**EXERCISE**
Copy the lines of each record below word for word, leaving out the pictures.

[Dataset records]
════════════════════

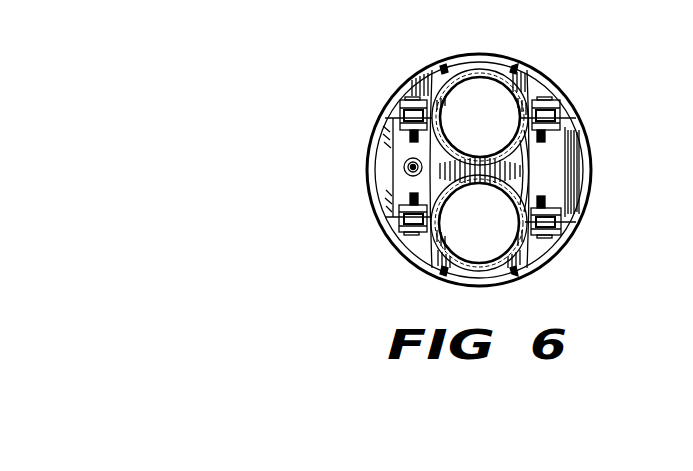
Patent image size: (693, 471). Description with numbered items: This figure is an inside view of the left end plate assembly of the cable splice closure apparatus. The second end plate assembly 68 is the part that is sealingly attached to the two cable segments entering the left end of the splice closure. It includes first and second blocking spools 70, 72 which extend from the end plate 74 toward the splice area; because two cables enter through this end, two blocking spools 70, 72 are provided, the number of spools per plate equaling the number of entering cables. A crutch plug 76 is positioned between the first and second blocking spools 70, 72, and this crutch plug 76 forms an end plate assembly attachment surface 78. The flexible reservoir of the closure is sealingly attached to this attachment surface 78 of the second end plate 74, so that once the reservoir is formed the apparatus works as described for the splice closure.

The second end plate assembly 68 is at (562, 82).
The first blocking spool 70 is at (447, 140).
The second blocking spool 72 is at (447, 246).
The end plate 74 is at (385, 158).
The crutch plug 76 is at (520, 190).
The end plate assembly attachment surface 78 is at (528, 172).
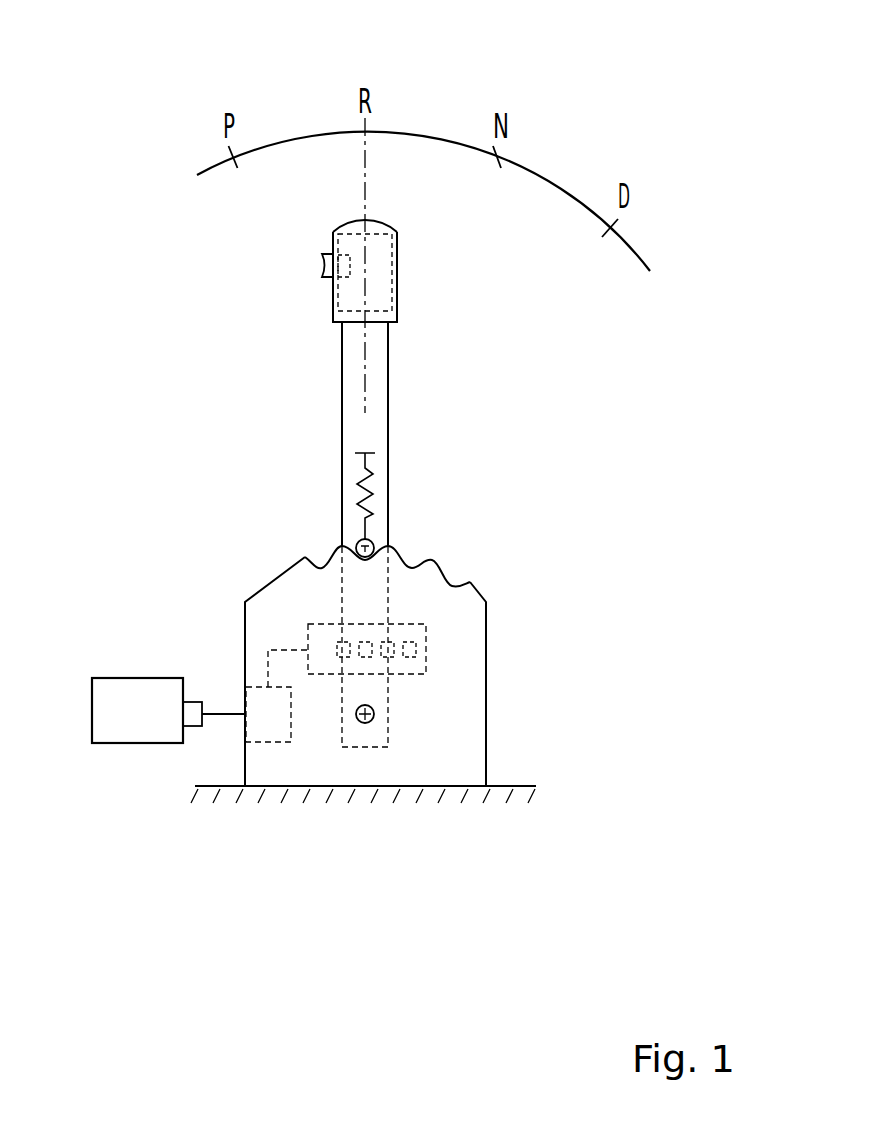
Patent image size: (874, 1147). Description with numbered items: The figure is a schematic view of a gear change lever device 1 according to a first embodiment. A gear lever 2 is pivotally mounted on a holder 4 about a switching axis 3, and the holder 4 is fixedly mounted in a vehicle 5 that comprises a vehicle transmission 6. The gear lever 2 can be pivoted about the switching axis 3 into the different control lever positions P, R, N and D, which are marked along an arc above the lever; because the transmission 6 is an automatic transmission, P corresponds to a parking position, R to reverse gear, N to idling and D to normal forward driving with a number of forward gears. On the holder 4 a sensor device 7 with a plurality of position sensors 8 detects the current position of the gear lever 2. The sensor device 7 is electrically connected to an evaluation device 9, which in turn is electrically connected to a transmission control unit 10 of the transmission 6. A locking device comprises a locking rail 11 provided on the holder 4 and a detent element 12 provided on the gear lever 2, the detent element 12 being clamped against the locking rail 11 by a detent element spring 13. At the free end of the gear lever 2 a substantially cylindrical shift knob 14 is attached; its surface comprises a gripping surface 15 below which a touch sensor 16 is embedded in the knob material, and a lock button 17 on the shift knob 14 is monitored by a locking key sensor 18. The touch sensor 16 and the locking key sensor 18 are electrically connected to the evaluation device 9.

════════════════════

**EXERCISE RESULT**
Patent image size: (693, 471). Description with numbered items: This figure is an inside view of the left end plate assembly of the cable splice closure apparatus. The second end plate assembly 68 is the part that is sealingly attached to the two cable segments entering the left end of the splice closure. It includes first and second blocking spools 70, 72 which extend from the end plate 74 toward the splice area; because two cables enter through this end, two blocking spools 70, 72 are provided, the number of spools per plate equaling the number of entering cables. A crutch plug 76 is positioned between the first and second blocking spools 70, 72, and this crutch plug 76 forms an end plate assembly attachment surface 78. The flexible reservoir of the closure is sealingly attached to this attachment surface 78 of the second end plate 74, so that once the reservoir is formed the apparatus works as described for the splice closure.

The second end plate assembly 68 is at (562, 82).
The first blocking spool 70 is at (447, 140).
The second blocking spool 72 is at (447, 246).
The end plate 74 is at (385, 158).
The crutch plug 76 is at (520, 190).
The end plate assembly attachment surface 78 is at (528, 172).
Patent image size: (874, 1147). Description with numbered items: The figure is a schematic view of a gear change lever device 1 according to a first embodiment. A gear lever 2 is pivotally mounted on a holder 4 about a switching axis 3, and the holder 4 is fixedly mounted in a vehicle 5 that comprises a vehicle transmission 6. The gear lever 2 can be pivoted about the switching axis 3 into the different control lever positions P, R, N and D, which are marked along an arc above the lever; because the transmission 6 is an automatic transmission, P corresponds to a parking position, R to reverse gear, N to idling and D to normal forward driving with a number of forward gears. On the holder 4 a sensor device 7 with a plurality of position sensors 8 detects the current position of the gear lever 2. The sensor device 7 is electrically connected to an evaluation device 9, which in turn is electrically connected to a transmission control unit 10 of the transmission 6. A locking device comprises a locking rail 11 provided on the holder 4 and a detent element 12 provided on the gear lever 2, the detent element 12 being clamped against the locking rail 11 by a detent element spring 13. At the free end of the gear lever 2 a substantially cylindrical shift knob 14 is attached; its surface comprises a gripping surface 15 below which a touch sensor 16 is embedded in the knob material, and a lock button 17 on the shift knob 14 is monitored by a locking key sensor 18. The touch sensor 16 and the locking key sensor 18 are electrically connected to the evaluation device 9.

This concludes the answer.